## Instruction
How many of the lines below hold the word "median"? Answer only with the number.

## Listed entries
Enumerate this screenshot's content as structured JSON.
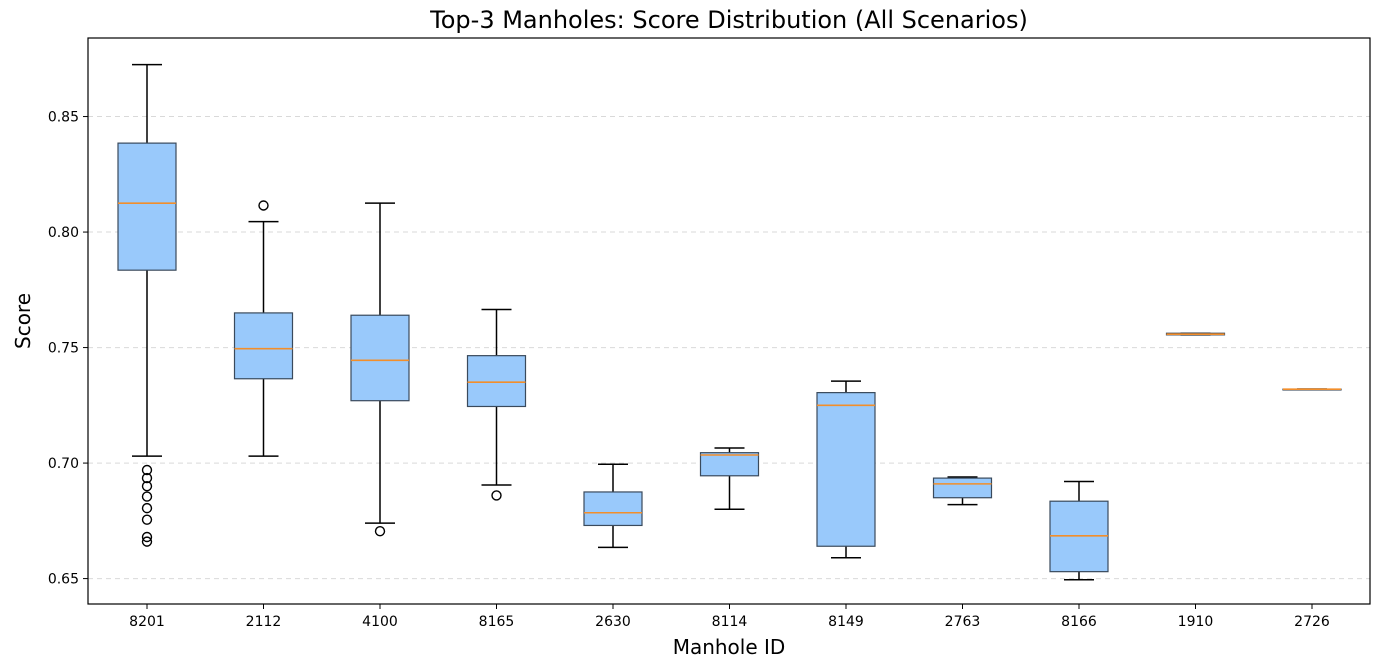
{
  "chart_data": {
    "type": "box",
    "title": "Top-3 Manholes: Score Distribution (All Scenarios)",
    "xlabel": "Manhole ID",
    "ylabel": "Score",
    "ylim": [
      0.639,
      0.884
    ],
    "yticks": [
      0.65,
      0.7,
      0.75,
      0.8,
      0.85
    ],
    "ytick_labels": [
      "0.65",
      "0.70",
      "0.75",
      "0.80",
      "0.85"
    ],
    "grid": "y-dashed",
    "colors": {
      "box_fill": "#99c9fb",
      "box_edge": "#3a4a5c",
      "median": "#f28e2b",
      "whisker": "#000000",
      "grid": "#d9d9d9"
    },
    "categories": [
      "8201",
      "2112",
      "4100",
      "8165",
      "2630",
      "8114",
      "8149",
      "2763",
      "8166",
      "1910",
      "2726"
    ],
    "boxes": [
      {
        "id": "8201",
        "whisker_low": 0.703,
        "q1": 0.7835,
        "median": 0.8125,
        "q3": 0.8385,
        "whisker_high": 0.8725,
        "outliers": [
          0.697,
          0.6935,
          0.69,
          0.6855,
          0.6805,
          0.6755,
          0.668,
          0.666
        ]
      },
      {
        "id": "2112",
        "whisker_low": 0.703,
        "q1": 0.7365,
        "median": 0.7495,
        "q3": 0.765,
        "whisker_high": 0.8045,
        "outliers": [
          0.8115
        ]
      },
      {
        "id": "4100",
        "whisker_low": 0.674,
        "q1": 0.727,
        "median": 0.7445,
        "q3": 0.764,
        "whisker_high": 0.8125,
        "outliers": [
          0.6705
        ]
      },
      {
        "id": "8165",
        "whisker_low": 0.6905,
        "q1": 0.7245,
        "median": 0.735,
        "q3": 0.7465,
        "whisker_high": 0.7665,
        "outliers": [
          0.686
        ]
      },
      {
        "id": "2630",
        "whisker_low": 0.6635,
        "q1": 0.673,
        "median": 0.6785,
        "q3": 0.6875,
        "whisker_high": 0.6995,
        "outliers": []
      },
      {
        "id": "8114",
        "whisker_low": 0.68,
        "q1": 0.6945,
        "median": 0.7035,
        "q3": 0.7045,
        "whisker_high": 0.7065,
        "outliers": []
      },
      {
        "id": "8149",
        "whisker_low": 0.659,
        "q1": 0.664,
        "median": 0.725,
        "q3": 0.7305,
        "whisker_high": 0.7355,
        "outliers": []
      },
      {
        "id": "2763",
        "whisker_low": 0.682,
        "q1": 0.685,
        "median": 0.691,
        "q3": 0.6935,
        "whisker_high": 0.694,
        "outliers": []
      },
      {
        "id": "8166",
        "whisker_low": 0.6495,
        "q1": 0.653,
        "median": 0.6685,
        "q3": 0.6835,
        "whisker_high": 0.692,
        "outliers": []
      },
      {
        "id": "1910",
        "whisker_low": 0.7555,
        "q1": 0.7555,
        "median": 0.7558,
        "q3": 0.7562,
        "whisker_high": 0.7562,
        "outliers": []
      },
      {
        "id": "2726",
        "whisker_low": 0.732,
        "q1": 0.732,
        "median": 0.732,
        "q3": 0.732,
        "whisker_high": 0.732,
        "outliers": []
      }
    ]
  }
}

## Full output
12